▶ Problems and tasks
1) In the court opinion on the disputed land sale, how much did the jury find the plaintiff paid the administrator, and on what date?
2) Carry on the court opinion on the disputed land sale, starting right after its final sentence.
** Start Text shown **
The defendants admitted that they were in possession of the land, but denied that the plaintiff was entitled to have possession thereof, and further, that he had any title thereto, and insisted that the proceedings mentioned, and the orders and decrees therein, and the sale of the land made in pursuance thereof, are, as to the feme defendant, null and void.
The plaintiff having alleged in the complaint the circumstances of his title, insisted that if it was not good and sufficient, then and in that case he would be entitled to be paid the money he so paid for the land, and the interest thereon, and to have the same declared to be a charge upon the land; and he demanded judgment accordingly, and asked for general relief.
On the trial, the jury found in response to issues submitted to them, that the plaintiff was not entitled to the possession, nor was he the owner of the land; that he paid for the same to the administrator named $700 on 29 April, 1867; that the plaintiff had possession of the land under his supposed purchase for thirteen years, and that the fair rental therefor for each of these years was thirty-seven dollars.
The court adjudged that the plaintiff was not entitled to recover possession of the land, but gave judgment in his favor for the sum of $1,006.50, the money and interest thereon that he paid therefor, less the value of the rents thereof for thirteen years, and declared the same to be a lien upon the land in favor of the plaintiff.
The plaintiff appealed from the judgment to this Court, assigning several grounds of error, and the defendants did likewise; but (170) the view the Court takes of the assignments of error in both appeals, considered together, renders it unnecessary to state or advert to them severally or in detail.
The administrator named was not made a party to the action. On the trial evidence was received tending to prove that he received from the plaintiff the purchase money of the land, and applied it properly in the payment of debts of his intestate, but there was no finding of the *Page 157 facts in this respect, nor was any account of his administration taken in order to see if there was occasion to sell the land to make assets to pay debts, etc. The learned counsel for the plaintiff contended on the argument here, that inasmuch as the property, both personal and real, of the deceased debtor, in the order mentioned, is subject first and certainly to be applied to the payment of costs of administration and the debts of the decedent, the court had authority to direct a sale of the land to make assets for such purpose, and a proceeding and proper orders and decrees to that end would not be void, although the heir was not made a party thereto, and he cited several cases to support that contention. We cannot accept this view as correct in any aspect of it. The law thus administered might — no doubt would — very frequently work serious injury to the heir or devisee, and he would be left without any practical or efficient remedy. He should, as a matter of common justice, have just opportunity to see that the occasion had properly arisen for resort to the land described or devised to him, and to show the contrary if he could. But whatever may be the extent of the authority of appropriate courts in some States of the Union, to thus devote the land of deceased debtors to the payment of debts, without notice to the heir, in (171) this State, the statute (The Code, sec. 1438) expressly provides that, "No order to sell real estate shall be granted till the heirs or devisees of the decedent have been made parties to the proceeding, by service of summons, either personally or by publication, as prescribed in the chapter entitled Code of Civil Procedure."
** End Text shown **
** Start Dataset content **
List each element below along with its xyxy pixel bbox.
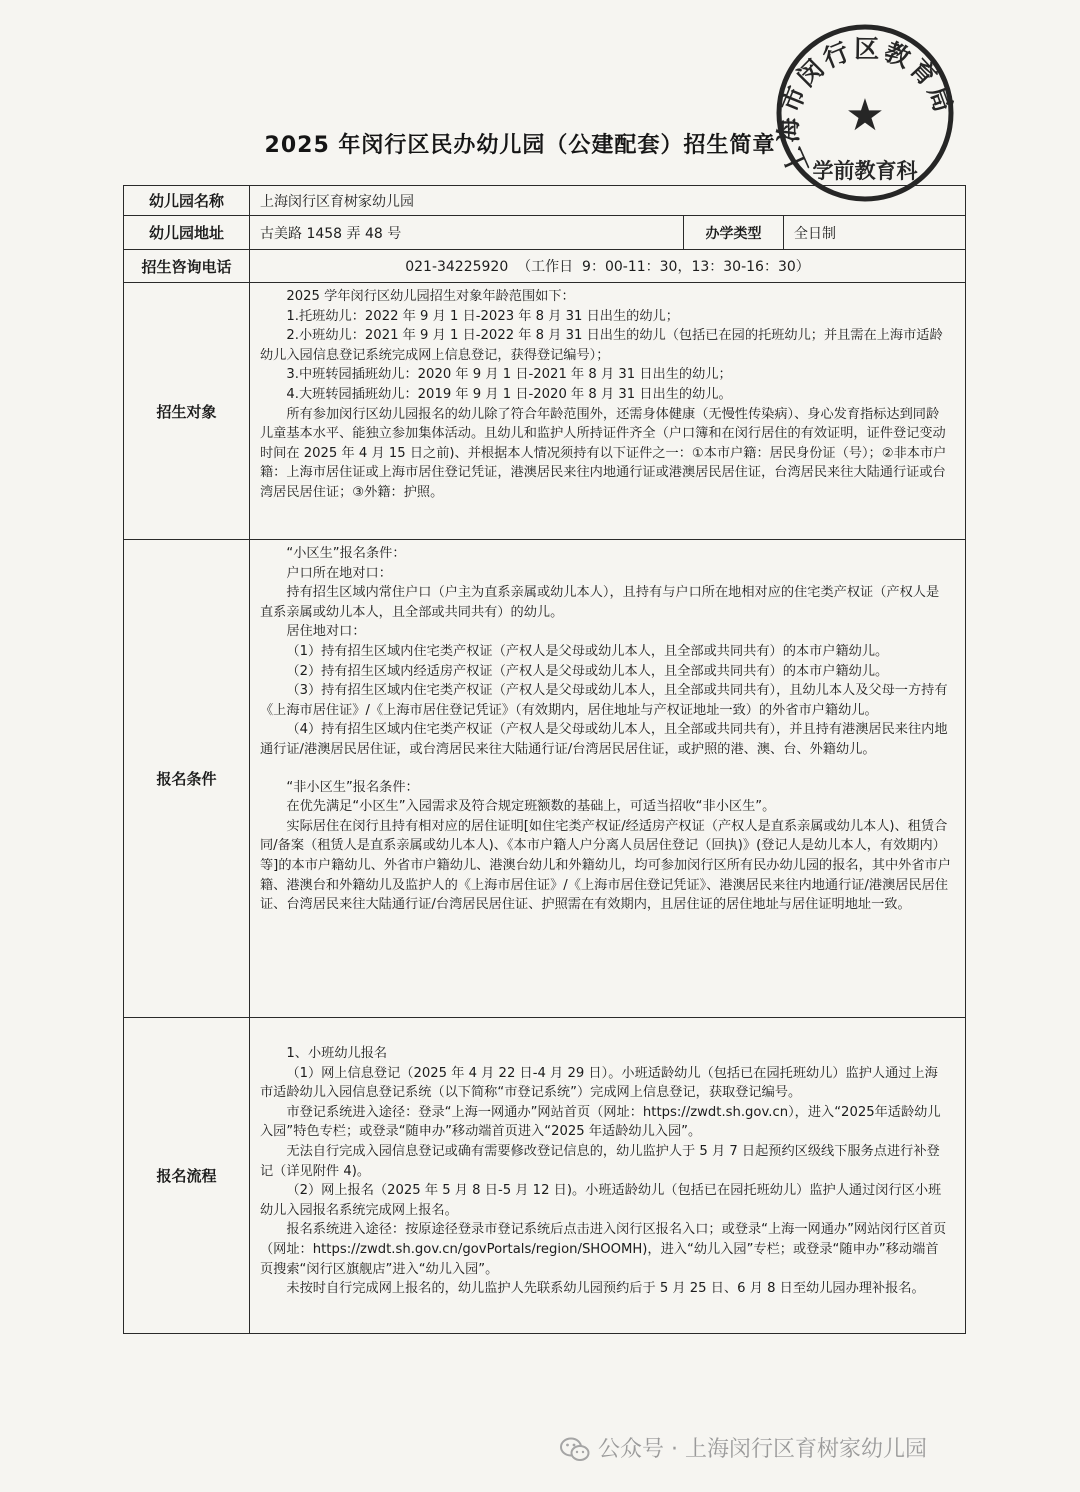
** End Dataset content **
▶ Written answers
1) $700, on 29 April, 1867.

2)
This provision embraces infants as well as adult persons. Hence, this Court has repeatedly and uniformly held that such proceedings, decrees and judgments are void and of no effect as against the heir not in some sufficient way made a party to the same, whether infant or adult. Stancillv. Gay, 92 N.C. 462, and the cases there cited.
It distinctly appears in the case before us that the feme defendant was not made a party, by service of process or notice in any way, to the proceeding in the Court of Pleas and Quarter Sessions in which a decree was made, directing a sale of the land in question, descended to her from her ancestor, to make assets to pay debts against his estate. During the whole time of the pendency of that proceeding, and for a long while afterwards, she was an infant; she was not served with process, nor was *Page 158 her general guardian; nor was any guardian ad litem appointed to make defense, nor was any defense made for her. The court, therefore, did not obtain jurisdiction of her at all. The order of sale, indeed the whole proceeding, was as to her void and inoperative. Jurisdiction of the person was essential to a valid order. Stancill v. Gay, supra.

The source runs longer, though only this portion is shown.